• [PROBLEM DESCRIPTION]: Please list all lines of the material below in which the string "Fatality" occurs.

• [INPUT ROWS]:
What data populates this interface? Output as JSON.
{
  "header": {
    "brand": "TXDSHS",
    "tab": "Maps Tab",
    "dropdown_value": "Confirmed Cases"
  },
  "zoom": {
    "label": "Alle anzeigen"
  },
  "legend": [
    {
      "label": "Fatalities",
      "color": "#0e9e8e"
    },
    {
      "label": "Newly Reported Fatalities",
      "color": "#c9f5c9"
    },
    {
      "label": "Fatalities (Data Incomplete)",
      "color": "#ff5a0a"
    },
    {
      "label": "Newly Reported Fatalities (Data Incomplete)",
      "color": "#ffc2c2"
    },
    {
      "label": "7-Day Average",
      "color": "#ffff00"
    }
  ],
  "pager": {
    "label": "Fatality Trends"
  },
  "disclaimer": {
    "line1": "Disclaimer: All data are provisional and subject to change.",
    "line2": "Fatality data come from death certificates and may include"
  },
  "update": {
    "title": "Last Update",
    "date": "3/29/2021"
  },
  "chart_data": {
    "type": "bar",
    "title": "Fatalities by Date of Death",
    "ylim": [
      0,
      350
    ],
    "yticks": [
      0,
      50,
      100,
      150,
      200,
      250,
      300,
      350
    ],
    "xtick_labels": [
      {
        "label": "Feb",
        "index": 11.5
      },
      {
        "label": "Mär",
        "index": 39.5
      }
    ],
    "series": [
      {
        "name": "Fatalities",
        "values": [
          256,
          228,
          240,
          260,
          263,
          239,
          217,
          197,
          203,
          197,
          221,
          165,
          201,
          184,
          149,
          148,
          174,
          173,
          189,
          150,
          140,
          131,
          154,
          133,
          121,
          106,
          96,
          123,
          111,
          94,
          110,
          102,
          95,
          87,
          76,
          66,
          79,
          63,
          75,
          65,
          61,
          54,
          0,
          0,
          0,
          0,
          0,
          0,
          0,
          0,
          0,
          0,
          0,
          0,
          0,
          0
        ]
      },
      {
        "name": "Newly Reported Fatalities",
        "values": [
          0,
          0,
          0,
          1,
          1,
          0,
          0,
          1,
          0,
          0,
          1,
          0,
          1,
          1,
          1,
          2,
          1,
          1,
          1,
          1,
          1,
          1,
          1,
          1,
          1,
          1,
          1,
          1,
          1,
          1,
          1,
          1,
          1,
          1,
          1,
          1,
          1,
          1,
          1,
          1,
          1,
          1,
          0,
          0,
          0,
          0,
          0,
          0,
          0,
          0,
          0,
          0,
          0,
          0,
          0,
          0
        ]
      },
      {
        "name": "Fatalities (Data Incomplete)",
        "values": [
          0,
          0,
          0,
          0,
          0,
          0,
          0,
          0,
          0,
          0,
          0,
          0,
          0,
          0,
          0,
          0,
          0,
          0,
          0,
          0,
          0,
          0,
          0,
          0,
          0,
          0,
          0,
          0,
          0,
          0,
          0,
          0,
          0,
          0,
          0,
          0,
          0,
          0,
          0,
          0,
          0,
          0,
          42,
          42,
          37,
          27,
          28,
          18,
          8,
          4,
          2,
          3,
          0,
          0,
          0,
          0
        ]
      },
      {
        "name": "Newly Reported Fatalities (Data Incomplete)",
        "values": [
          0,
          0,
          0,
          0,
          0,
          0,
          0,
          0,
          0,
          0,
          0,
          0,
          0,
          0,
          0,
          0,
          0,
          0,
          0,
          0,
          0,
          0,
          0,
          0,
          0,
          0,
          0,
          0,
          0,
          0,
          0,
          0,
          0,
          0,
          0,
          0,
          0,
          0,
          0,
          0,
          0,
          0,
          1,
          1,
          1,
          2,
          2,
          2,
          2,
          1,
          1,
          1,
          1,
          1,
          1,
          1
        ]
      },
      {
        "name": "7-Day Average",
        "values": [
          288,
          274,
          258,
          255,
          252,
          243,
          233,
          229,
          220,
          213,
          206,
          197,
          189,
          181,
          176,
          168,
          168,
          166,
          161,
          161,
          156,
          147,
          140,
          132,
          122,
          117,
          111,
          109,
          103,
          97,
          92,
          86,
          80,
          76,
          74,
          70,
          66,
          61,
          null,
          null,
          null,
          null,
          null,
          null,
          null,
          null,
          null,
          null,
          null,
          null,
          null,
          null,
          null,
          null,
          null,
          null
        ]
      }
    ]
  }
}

• [TASK RESULT]:
    "label": "Fatality Trends"
    "line2": "Fatality data come from death certificates and may include"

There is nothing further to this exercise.